WORK REQUIRED -> Reproduce every one of the records below without any alteration, keeping each character and line intact.
+===+
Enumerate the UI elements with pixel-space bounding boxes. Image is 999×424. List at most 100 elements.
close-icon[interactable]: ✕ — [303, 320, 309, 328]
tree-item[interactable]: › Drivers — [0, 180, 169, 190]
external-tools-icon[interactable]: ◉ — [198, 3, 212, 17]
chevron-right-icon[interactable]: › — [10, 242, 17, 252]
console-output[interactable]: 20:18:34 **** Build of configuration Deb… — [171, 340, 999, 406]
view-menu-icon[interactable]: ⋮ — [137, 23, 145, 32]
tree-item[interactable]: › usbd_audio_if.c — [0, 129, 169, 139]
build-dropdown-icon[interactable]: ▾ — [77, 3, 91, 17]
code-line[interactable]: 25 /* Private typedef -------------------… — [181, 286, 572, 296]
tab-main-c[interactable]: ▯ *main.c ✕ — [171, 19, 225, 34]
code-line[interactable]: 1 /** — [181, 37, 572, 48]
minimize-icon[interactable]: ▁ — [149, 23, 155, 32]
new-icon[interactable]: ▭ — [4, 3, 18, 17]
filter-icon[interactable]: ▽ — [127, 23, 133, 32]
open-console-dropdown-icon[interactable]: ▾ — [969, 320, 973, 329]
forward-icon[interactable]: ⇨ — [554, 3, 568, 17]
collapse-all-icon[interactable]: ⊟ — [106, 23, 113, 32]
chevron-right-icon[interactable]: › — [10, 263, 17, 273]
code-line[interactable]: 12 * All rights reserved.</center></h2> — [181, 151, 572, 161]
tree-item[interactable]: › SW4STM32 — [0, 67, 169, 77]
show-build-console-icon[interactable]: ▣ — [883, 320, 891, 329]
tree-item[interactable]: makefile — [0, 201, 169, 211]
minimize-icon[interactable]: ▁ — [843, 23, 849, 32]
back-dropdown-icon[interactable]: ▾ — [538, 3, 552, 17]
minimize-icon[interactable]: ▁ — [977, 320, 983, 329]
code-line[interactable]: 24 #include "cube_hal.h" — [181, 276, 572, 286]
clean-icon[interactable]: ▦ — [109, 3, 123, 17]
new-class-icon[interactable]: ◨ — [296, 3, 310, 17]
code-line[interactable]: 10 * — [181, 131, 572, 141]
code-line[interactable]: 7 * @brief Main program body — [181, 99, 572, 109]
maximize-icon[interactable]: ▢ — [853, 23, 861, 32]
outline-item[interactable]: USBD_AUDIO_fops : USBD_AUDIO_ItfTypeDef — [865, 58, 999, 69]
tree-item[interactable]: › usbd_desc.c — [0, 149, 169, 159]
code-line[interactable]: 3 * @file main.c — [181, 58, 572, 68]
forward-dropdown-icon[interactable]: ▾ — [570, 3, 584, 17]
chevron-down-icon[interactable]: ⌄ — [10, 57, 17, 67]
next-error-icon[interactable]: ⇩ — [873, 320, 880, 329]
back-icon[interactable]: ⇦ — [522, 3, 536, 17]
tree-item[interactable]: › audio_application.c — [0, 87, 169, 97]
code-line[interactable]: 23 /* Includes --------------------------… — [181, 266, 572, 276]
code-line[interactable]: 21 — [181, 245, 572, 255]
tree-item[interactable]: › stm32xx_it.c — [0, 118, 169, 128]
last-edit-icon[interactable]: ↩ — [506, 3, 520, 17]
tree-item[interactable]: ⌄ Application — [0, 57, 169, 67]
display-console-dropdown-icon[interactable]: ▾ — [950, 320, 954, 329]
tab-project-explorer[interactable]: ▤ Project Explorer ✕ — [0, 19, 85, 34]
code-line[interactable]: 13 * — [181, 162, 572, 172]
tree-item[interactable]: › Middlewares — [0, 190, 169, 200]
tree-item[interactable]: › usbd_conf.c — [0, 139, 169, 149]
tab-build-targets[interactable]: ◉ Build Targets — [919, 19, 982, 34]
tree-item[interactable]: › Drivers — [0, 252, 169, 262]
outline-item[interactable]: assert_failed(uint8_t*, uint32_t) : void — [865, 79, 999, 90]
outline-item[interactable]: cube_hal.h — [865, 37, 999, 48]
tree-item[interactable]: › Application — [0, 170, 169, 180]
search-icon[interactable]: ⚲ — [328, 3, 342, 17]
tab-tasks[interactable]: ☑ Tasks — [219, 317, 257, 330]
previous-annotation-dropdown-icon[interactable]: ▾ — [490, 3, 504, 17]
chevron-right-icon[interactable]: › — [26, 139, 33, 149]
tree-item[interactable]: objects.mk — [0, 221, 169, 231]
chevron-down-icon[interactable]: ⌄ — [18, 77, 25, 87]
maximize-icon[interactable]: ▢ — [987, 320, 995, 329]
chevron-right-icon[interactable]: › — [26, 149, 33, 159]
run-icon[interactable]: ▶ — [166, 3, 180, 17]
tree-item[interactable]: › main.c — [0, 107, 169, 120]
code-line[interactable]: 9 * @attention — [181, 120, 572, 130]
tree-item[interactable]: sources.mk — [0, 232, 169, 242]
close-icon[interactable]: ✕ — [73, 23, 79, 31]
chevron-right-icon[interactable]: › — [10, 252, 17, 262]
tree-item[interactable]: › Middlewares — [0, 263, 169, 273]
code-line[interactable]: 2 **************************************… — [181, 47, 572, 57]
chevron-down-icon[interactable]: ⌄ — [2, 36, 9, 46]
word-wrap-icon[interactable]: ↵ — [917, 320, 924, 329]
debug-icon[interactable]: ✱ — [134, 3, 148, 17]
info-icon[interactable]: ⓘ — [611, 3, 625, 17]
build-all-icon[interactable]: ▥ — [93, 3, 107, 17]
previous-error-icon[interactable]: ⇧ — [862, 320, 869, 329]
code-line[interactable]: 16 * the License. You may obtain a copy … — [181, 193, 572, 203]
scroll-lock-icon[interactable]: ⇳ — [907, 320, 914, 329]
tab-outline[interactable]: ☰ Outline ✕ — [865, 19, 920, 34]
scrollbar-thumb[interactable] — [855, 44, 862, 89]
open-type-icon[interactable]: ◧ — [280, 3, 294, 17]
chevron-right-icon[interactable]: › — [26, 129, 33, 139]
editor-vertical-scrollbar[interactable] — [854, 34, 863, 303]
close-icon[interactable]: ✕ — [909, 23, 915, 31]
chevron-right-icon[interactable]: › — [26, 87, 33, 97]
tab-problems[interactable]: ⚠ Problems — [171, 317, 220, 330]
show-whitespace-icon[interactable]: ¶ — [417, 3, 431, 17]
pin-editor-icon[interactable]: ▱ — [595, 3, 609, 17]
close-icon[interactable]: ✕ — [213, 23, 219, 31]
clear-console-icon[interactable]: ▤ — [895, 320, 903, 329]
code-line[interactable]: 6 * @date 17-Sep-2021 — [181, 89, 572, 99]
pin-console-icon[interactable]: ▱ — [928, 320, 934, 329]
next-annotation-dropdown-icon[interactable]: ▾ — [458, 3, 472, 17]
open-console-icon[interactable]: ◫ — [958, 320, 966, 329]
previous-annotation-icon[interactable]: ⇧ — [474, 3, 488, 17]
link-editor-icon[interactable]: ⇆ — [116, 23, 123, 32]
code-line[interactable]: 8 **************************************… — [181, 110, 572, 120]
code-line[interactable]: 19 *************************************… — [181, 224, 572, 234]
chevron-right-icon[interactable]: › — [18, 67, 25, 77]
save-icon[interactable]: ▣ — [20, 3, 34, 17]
+===+
EXERCISE OUTPUT ->
Enumerate the UI elements with pixel-space bounding boxes. Image is 999×424. List at most 100 elements.
close-icon[interactable]: ✕ — [303, 320, 309, 328]
tree-item[interactable]: › Drivers — [0, 180, 169, 190]
external-tools-icon[interactable]: ◉ — [198, 3, 212, 17]
chevron-right-icon[interactable]: › — [10, 242, 17, 252]
console-output[interactable]: 20:18:34 **** Build of configuration Deb… — [171, 340, 999, 406]
view-menu-icon[interactable]: ⋮ — [137, 23, 145, 32]
tree-item[interactable]: › usbd_audio_if.c — [0, 129, 169, 139]
build-dropdown-icon[interactable]: ▾ — [77, 3, 91, 17]
code-line[interactable]: 25 /* Private typedef -------------------… — [181, 286, 572, 296]
tab-main-c[interactable]: ▯ *main.c ✕ — [171, 19, 225, 34]
code-line[interactable]: 1 /** — [181, 37, 572, 48]
minimize-icon[interactable]: ▁ — [149, 23, 155, 32]
new-icon[interactable]: ▭ — [4, 3, 18, 17]
filter-icon[interactable]: ▽ — [127, 23, 133, 32]
open-console-dropdown-icon[interactable]: ▾ — [969, 320, 973, 329]
forward-icon[interactable]: ⇨ — [554, 3, 568, 17]
collapse-all-icon[interactable]: ⊟ — [106, 23, 113, 32]
chevron-right-icon[interactable]: › — [10, 263, 17, 273]
code-line[interactable]: 12 * All rights reserved.</center></h2> — [181, 151, 572, 161]
tree-item[interactable]: › SW4STM32 — [0, 67, 169, 77]
show-build-console-icon[interactable]: ▣ — [883, 320, 891, 329]
tree-item[interactable]: makefile — [0, 201, 169, 211]
minimize-icon[interactable]: ▁ — [843, 23, 849, 32]
back-dropdown-icon[interactable]: ▾ — [538, 3, 552, 17]
minimize-icon[interactable]: ▁ — [977, 320, 983, 329]
code-line[interactable]: 24 #include "cube_hal.h" — [181, 276, 572, 286]
clean-icon[interactable]: ▦ — [109, 3, 123, 17]
new-class-icon[interactable]: ◨ — [296, 3, 310, 17]
code-line[interactable]: 10 * — [181, 131, 572, 141]
code-line[interactable]: 7 * @brief Main program body — [181, 99, 572, 109]
maximize-icon[interactable]: ▢ — [853, 23, 861, 32]
outline-item[interactable]: USBD_AUDIO_fops : USBD_AUDIO_ItfTypeDef — [865, 58, 999, 69]
tree-item[interactable]: › usbd_desc.c — [0, 149, 169, 159]
code-line[interactable]: 3 * @file main.c — [181, 58, 572, 68]
forward-dropdown-icon[interactable]: ▾ — [570, 3, 584, 17]
chevron-down-icon[interactable]: ⌄ — [10, 57, 17, 67]
next-error-icon[interactable]: ⇩ — [873, 320, 880, 329]
back-icon[interactable]: ⇦ — [522, 3, 536, 17]
tree-item[interactable]: › audio_application.c — [0, 87, 169, 97]
code-line[interactable]: 23 /* Includes --------------------------… — [181, 266, 572, 276]
code-line[interactable]: 21 — [181, 245, 572, 255]
tree-item[interactable]: › stm32xx_it.c — [0, 118, 169, 128]
last-edit-icon[interactable]: ↩ — [506, 3, 520, 17]
tree-item[interactable]: ⌄ Application — [0, 57, 169, 67]
display-console-dropdown-icon[interactable]: ▾ — [950, 320, 954, 329]
tab-project-explorer[interactable]: ▤ Project Explorer ✕ — [0, 19, 85, 34]
code-line[interactable]: 13 * — [181, 162, 572, 172]
tree-item[interactable]: › Middlewares — [0, 190, 169, 200]
tree-item[interactable]: › usbd_conf.c — [0, 139, 169, 149]
tab-build-targets[interactable]: ◉ Build Targets — [919, 19, 982, 34]
tree-item[interactable]: › Drivers — [0, 252, 169, 262]
outline-item[interactable]: assert_failed(uint8_t*, uint32_t) : void — [865, 79, 999, 90]
outline-item[interactable]: cube_hal.h — [865, 37, 999, 48]
tree-item[interactable]: › Application — [0, 170, 169, 180]
search-icon[interactable]: ⚲ — [328, 3, 342, 17]
tab-tasks[interactable]: ☑ Tasks — [219, 317, 257, 330]
previous-annotation-dropdown-icon[interactable]: ▾ — [490, 3, 504, 17]
chevron-right-icon[interactable]: › — [26, 139, 33, 149]
tree-item[interactable]: objects.mk — [0, 221, 169, 231]
chevron-down-icon[interactable]: ⌄ — [18, 77, 25, 87]
maximize-icon[interactable]: ▢ — [987, 320, 995, 329]
chevron-right-icon[interactable]: › — [26, 149, 33, 159]
run-icon[interactable]: ▶ — [166, 3, 180, 17]
tree-item[interactable]: › main.c — [0, 107, 169, 120]
code-line[interactable]: 9 * @attention — [181, 120, 572, 130]
tree-item[interactable]: sources.mk — [0, 232, 169, 242]
close-icon[interactable]: ✕ — [73, 23, 79, 31]
chevron-right-icon[interactable]: › — [10, 252, 17, 262]
tree-item[interactable]: › Middlewares — [0, 263, 169, 273]
code-line[interactable]: 2 **************************************… — [181, 47, 572, 57]
chevron-down-icon[interactable]: ⌄ — [2, 36, 9, 46]
word-wrap-icon[interactable]: ↵ — [917, 320, 924, 329]
debug-icon[interactable]: ✱ — [134, 3, 148, 17]
info-icon[interactable]: ⓘ — [611, 3, 625, 17]
build-all-icon[interactable]: ▥ — [93, 3, 107, 17]
previous-error-icon[interactable]: ⇧ — [862, 320, 869, 329]
code-line[interactable]: 16 * the License. You may obtain a copy … — [181, 193, 572, 203]
scroll-lock-icon[interactable]: ⇳ — [907, 320, 914, 329]
tab-outline[interactable]: ☰ Outline ✕ — [865, 19, 920, 34]
scrollbar-thumb[interactable] — [855, 44, 862, 89]
open-type-icon[interactable]: ◧ — [280, 3, 294, 17]
chevron-right-icon[interactable]: › — [26, 129, 33, 139]
editor-vertical-scrollbar[interactable] — [854, 34, 863, 303]
close-icon[interactable]: ✕ — [909, 23, 915, 31]
chevron-right-icon[interactable]: › — [26, 87, 33, 97]
tab-problems[interactable]: ⚠ Problems — [171, 317, 220, 330]
show-whitespace-icon[interactable]: ¶ — [417, 3, 431, 17]
pin-editor-icon[interactable]: ▱ — [595, 3, 609, 17]
close-icon[interactable]: ✕ — [213, 23, 219, 31]
clear-console-icon[interactable]: ▤ — [895, 320, 903, 329]
code-line[interactable]: 6 * @date 17-Sep-2021 — [181, 89, 572, 99]
pin-console-icon[interactable]: ▱ — [928, 320, 934, 329]
next-annotation-dropdown-icon[interactable]: ▾ — [458, 3, 472, 17]
open-console-icon[interactable]: ◫ — [958, 320, 966, 329]
previous-annotation-icon[interactable]: ⇧ — [474, 3, 488, 17]
link-editor-icon[interactable]: ⇆ — [116, 23, 123, 32]
code-line[interactable]: 8 **************************************… — [181, 110, 572, 120]
code-line[interactable]: 19 *************************************… — [181, 224, 572, 234]
chevron-right-icon[interactable]: › — [18, 67, 25, 77]
save-icon[interactable]: ▣ — [20, 3, 34, 17]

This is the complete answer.